#### Work instructions:
Set down the material below in full, matching it exactly.

#### Supplied information:
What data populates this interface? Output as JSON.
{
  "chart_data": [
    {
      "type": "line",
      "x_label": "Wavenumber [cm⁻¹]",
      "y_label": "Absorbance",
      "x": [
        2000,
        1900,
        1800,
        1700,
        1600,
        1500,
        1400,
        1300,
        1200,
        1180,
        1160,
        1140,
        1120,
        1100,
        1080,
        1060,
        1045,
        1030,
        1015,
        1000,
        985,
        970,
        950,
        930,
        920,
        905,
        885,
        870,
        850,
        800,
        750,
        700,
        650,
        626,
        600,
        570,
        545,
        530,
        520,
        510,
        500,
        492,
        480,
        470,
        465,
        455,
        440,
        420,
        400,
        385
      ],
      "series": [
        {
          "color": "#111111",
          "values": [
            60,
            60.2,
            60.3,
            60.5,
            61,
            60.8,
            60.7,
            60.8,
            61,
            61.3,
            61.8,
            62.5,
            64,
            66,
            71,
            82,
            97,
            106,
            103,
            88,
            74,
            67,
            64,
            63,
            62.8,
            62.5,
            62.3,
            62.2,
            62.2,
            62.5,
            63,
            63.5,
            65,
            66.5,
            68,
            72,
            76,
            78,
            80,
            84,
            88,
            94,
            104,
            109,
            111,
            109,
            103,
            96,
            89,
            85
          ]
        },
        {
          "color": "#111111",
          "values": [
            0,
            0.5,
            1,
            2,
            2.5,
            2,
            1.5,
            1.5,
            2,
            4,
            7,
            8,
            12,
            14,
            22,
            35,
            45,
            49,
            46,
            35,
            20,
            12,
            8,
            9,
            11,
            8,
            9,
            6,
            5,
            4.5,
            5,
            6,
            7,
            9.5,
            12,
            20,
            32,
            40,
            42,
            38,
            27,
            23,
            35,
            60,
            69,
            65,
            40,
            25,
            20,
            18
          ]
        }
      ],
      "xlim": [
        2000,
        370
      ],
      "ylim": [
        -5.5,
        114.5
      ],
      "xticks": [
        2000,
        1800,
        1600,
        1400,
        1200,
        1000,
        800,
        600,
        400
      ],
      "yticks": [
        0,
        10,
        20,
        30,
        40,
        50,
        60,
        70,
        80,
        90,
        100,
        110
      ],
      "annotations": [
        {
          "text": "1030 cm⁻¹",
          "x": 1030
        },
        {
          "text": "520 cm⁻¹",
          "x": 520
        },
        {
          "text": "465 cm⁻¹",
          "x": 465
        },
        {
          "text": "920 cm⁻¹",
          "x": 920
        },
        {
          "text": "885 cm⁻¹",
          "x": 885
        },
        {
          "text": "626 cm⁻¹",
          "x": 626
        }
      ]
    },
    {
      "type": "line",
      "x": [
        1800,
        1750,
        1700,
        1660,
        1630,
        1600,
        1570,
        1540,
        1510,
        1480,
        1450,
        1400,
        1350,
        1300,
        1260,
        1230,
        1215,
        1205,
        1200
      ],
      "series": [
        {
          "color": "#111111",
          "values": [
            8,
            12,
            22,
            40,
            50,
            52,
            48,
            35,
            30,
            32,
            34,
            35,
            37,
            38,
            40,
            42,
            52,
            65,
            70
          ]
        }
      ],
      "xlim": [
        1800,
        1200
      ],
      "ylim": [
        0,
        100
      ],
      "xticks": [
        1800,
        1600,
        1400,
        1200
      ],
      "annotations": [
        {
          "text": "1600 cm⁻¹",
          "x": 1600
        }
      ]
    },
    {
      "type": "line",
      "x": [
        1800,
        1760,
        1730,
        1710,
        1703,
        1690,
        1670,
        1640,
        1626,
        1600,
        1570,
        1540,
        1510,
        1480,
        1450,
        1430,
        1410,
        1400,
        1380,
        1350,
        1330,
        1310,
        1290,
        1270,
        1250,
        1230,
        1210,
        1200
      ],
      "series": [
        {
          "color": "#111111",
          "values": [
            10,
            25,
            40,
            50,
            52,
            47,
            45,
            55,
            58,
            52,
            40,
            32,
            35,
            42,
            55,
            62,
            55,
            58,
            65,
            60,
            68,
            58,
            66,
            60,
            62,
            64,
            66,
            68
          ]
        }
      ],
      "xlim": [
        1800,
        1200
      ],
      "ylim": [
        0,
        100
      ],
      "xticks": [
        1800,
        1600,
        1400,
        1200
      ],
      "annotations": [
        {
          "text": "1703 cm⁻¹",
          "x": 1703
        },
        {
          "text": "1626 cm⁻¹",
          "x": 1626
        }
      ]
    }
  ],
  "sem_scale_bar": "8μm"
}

#### Written solution:
What data populates this interface? Output as JSON.
{
  "chart_data": [
    {
      "type": "line",
      "x_label": "Wavenumber [cm⁻¹]",
      "y_label": "Absorbance",
      "x": [
        2000,
        1900,
        1800,
        1700,
        1600,
        1500,
        1400,
        1300,
        1200,
        1180,
        1160,
        1140,
        1120,
        1100,
        1080,
        1060,
        1045,
        1030,
        1015,
        1000,
        985,
        970,
        950,
        930,
        920,
        905,
        885,
        870,
        850,
        800,
        750,
        700,
        650,
        626,
        600,
        570,
        545,
        530,
        520,
        510,
        500,
        492,
        480,
        470,
        465,
        455,
        440,
        420,
        400,
        385
      ],
      "series": [
        {
          "color": "#111111",
          "values": [
            60,
            60.2,
            60.3,
            60.5,
            61,
            60.8,
            60.7,
            60.8,
            61,
            61.3,
            61.8,
            62.5,
            64,
            66,
            71,
            82,
            97,
            106,
            103,
            88,
            74,
            67,
            64,
            63,
            62.8,
            62.5,
            62.3,
            62.2,
            62.2,
            62.5,
            63,
            63.5,
            65,
            66.5,
            68,
            72,
            76,
            78,
            80,
            84,
            88,
            94,
            104,
            109,
            111,
            109,
            103,
            96,
            89,
            85
          ]
        },
        {
          "color": "#111111",
          "values": [
            0,
            0.5,
            1,
            2,
            2.5,
            2,
            1.5,
            1.5,
            2,
            4,
            7,
            8,
            12,
            14,
            22,
            35,
            45,
            49,
            46,
            35,
            20,
            12,
            8,
            9,
            11,
            8,
            9,
            6,
            5,
            4.5,
            5,
            6,
            7,
            9.5,
            12,
            20,
            32,
            40,
            42,
            38,
            27,
            23,
            35,
            60,
            69,
            65,
            40,
            25,
            20,
            18
          ]
        }
      ],
      "xlim": [
        2000,
        370
      ],
      "ylim": [
        -5.5,
        114.5
      ],
      "xticks": [
        2000,
        1800,
        1600,
        1400,
        1200,
        1000,
        800,
        600,
        400
      ],
      "yticks": [
        0,
        10,
        20,
        30,
        40,
        50,
        60,
        70,
        80,
        90,
        100,
        110
      ],
      "annotations": [
        {
          "text": "1030 cm⁻¹",
          "x": 1030
        },
        {
          "text": "520 cm⁻¹",
          "x": 520
        },
        {
          "text": "465 cm⁻¹",
          "x": 465
        },
        {
          "text": "920 cm⁻¹",
          "x": 920
        },
        {
          "text": "885 cm⁻¹",
          "x": 885
        },
        {
          "text": "626 cm⁻¹",
          "x": 626
        }
      ]
    },
    {
      "type": "line",
      "x": [
        1800,
        1750,
        1700,
        1660,
        1630,
        1600,
        1570,
        1540,
        1510,
        1480,
        1450,
        1400,
        1350,
        1300,
        1260,
        1230,
        1215,
        1205,
        1200
      ],
      "series": [
        {
          "color": "#111111",
          "values": [
            8,
            12,
            22,
            40,
            50,
            52,
            48,
            35,
            30,
            32,
            34,
            35,
            37,
            38,
            40,
            42,
            52,
            65,
            70
          ]
        }
      ],
      "xlim": [
        1800,
        1200
      ],
      "ylim": [
        0,
        100
      ],
      "xticks": [
        1800,
        1600,
        1400,
        1200
      ],
      "annotations": [
        {
          "text": "1600 cm⁻¹",
          "x": 1600
        }
      ]
    },
    {
      "type": "line",
      "x": [
        1800,
        1760,
        1730,
        1710,
        1703,
        1690,
        1670,
        1640,
        1626,
        1600,
        1570,
        1540,
        1510,
        1480,
        1450,
        1430,
        1410,
        1400,
        1380,
        1350,
        1330,
        1310,
        1290,
        1270,
        1250,
        1230,
        1210,
        1200
      ],
      "series": [
        {
          "color": "#111111",
          "values": [
            10,
            25,
            40,
            50,
            52,
            47,
            45,
            55,
            58,
            52,
            40,
            32,
            35,
            42,
            55,
            62,
            55,
            58,
            65,
            60,
            68,
            58,
            66,
            60,
            62,
            64,
            66,
            68
          ]
        }
      ],
      "xlim": [
        1800,
        1200
      ],
      "ylim": [
        0,
        100
      ],
      "xticks": [
        1800,
        1600,
        1400,
        1200
      ],
      "annotations": [
        {
          "text": "1703 cm⁻¹",
          "x": 1703
        },
        {
          "text": "1626 cm⁻¹",
          "x": 1626
        }
      ]
    }
  ],
  "sem_scale_bar": "8μm"
}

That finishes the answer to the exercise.